------ Material for this exercise ------
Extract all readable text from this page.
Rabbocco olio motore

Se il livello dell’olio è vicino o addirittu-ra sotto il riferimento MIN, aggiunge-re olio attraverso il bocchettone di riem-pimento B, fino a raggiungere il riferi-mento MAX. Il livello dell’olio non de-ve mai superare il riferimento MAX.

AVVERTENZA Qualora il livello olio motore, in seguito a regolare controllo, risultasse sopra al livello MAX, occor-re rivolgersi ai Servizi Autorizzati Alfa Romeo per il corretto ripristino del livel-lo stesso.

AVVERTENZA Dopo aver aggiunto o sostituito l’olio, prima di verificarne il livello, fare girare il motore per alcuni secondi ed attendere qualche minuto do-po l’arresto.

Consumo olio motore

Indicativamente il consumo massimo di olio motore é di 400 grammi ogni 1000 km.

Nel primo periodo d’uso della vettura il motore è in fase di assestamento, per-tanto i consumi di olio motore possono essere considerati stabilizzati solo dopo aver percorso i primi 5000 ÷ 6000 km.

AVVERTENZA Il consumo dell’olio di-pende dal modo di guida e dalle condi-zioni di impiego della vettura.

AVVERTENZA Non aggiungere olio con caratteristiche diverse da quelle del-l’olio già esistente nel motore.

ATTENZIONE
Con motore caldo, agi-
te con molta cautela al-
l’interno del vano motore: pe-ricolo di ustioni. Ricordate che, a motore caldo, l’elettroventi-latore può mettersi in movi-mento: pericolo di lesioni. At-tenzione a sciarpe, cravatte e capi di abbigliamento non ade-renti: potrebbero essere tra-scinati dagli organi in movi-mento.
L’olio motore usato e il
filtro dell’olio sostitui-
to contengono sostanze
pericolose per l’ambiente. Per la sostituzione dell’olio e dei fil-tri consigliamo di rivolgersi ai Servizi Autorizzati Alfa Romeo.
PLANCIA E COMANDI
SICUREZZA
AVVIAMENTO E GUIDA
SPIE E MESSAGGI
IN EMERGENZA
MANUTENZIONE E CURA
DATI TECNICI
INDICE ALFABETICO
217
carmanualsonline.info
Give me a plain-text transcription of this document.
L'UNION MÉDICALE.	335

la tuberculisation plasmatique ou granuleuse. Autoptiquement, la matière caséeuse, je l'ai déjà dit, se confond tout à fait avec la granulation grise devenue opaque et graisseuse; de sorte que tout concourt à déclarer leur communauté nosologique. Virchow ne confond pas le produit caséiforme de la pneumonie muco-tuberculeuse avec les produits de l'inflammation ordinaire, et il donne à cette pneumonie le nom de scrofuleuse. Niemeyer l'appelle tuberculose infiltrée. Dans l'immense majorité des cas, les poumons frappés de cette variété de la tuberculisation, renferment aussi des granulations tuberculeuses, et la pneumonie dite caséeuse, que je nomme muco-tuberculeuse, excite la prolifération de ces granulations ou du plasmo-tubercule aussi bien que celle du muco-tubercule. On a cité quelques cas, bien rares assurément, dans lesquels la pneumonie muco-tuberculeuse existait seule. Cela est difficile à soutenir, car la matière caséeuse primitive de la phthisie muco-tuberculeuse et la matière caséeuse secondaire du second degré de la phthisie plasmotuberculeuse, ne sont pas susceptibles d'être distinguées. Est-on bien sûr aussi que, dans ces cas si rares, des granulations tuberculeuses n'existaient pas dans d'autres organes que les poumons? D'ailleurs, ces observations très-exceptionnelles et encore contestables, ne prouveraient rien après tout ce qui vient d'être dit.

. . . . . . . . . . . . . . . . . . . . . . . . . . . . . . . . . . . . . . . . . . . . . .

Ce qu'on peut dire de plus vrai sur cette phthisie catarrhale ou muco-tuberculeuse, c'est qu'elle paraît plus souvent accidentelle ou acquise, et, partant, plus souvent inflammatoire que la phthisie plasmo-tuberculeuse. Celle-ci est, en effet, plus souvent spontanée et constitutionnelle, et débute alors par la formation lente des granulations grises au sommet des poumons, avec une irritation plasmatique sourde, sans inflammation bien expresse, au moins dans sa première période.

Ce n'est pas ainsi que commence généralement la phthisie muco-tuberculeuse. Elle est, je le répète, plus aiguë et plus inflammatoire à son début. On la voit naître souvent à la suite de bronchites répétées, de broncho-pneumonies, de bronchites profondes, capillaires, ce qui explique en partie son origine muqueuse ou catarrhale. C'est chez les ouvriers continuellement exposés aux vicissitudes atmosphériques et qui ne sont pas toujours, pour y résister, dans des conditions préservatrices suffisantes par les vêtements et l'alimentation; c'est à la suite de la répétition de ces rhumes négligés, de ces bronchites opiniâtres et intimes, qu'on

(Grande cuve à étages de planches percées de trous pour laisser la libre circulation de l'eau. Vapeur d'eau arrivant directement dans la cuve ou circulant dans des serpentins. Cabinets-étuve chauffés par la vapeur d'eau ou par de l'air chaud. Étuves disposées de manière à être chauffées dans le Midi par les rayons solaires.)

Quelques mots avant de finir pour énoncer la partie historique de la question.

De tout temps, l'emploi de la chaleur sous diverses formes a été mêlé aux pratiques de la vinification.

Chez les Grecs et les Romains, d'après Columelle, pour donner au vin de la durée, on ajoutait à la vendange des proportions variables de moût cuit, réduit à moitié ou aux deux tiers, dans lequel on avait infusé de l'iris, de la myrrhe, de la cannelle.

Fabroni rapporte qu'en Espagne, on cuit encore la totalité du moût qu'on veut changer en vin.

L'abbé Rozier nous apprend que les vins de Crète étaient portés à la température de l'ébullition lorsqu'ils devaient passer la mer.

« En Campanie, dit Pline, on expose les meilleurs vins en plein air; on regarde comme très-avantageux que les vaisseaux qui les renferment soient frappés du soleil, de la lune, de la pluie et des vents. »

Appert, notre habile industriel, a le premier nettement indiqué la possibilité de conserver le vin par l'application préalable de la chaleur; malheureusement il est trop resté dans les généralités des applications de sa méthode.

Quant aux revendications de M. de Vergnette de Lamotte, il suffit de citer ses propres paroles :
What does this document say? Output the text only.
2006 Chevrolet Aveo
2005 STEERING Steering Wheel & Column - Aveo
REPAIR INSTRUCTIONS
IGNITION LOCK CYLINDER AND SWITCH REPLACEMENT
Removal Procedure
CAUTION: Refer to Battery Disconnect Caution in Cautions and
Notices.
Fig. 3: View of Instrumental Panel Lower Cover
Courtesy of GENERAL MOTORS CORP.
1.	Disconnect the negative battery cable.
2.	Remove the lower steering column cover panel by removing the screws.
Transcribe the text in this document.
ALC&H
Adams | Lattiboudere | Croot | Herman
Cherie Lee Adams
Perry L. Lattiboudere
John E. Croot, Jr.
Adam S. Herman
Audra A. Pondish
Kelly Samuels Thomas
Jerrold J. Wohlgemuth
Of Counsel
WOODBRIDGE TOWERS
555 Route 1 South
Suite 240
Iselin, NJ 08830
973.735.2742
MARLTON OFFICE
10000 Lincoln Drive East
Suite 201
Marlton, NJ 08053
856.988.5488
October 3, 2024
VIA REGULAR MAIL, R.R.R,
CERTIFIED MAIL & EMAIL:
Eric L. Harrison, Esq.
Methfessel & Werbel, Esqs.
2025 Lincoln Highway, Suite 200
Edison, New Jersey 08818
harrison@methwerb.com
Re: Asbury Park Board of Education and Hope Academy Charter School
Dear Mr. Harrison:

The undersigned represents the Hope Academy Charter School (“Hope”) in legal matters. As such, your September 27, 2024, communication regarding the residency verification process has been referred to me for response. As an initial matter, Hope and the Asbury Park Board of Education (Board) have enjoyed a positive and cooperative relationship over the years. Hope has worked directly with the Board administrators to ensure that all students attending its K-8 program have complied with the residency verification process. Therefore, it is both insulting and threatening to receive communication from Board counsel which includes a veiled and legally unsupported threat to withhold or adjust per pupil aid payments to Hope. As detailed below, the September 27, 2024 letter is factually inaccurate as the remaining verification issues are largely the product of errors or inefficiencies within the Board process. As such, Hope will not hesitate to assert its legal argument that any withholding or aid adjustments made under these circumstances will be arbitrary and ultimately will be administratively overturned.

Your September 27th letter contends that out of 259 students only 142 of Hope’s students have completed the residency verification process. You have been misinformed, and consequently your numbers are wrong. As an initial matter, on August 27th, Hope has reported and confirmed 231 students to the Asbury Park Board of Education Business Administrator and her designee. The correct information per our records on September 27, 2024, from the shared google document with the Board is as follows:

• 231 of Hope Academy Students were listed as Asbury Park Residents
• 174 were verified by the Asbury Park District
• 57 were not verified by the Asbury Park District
------
> **Exercise brief**
Copy out all lines from the material above that contain the string "Lattiboudere".

> **Result below**
Adams | Lattiboudere | Croot | Herman
Perry L. Lattiboudere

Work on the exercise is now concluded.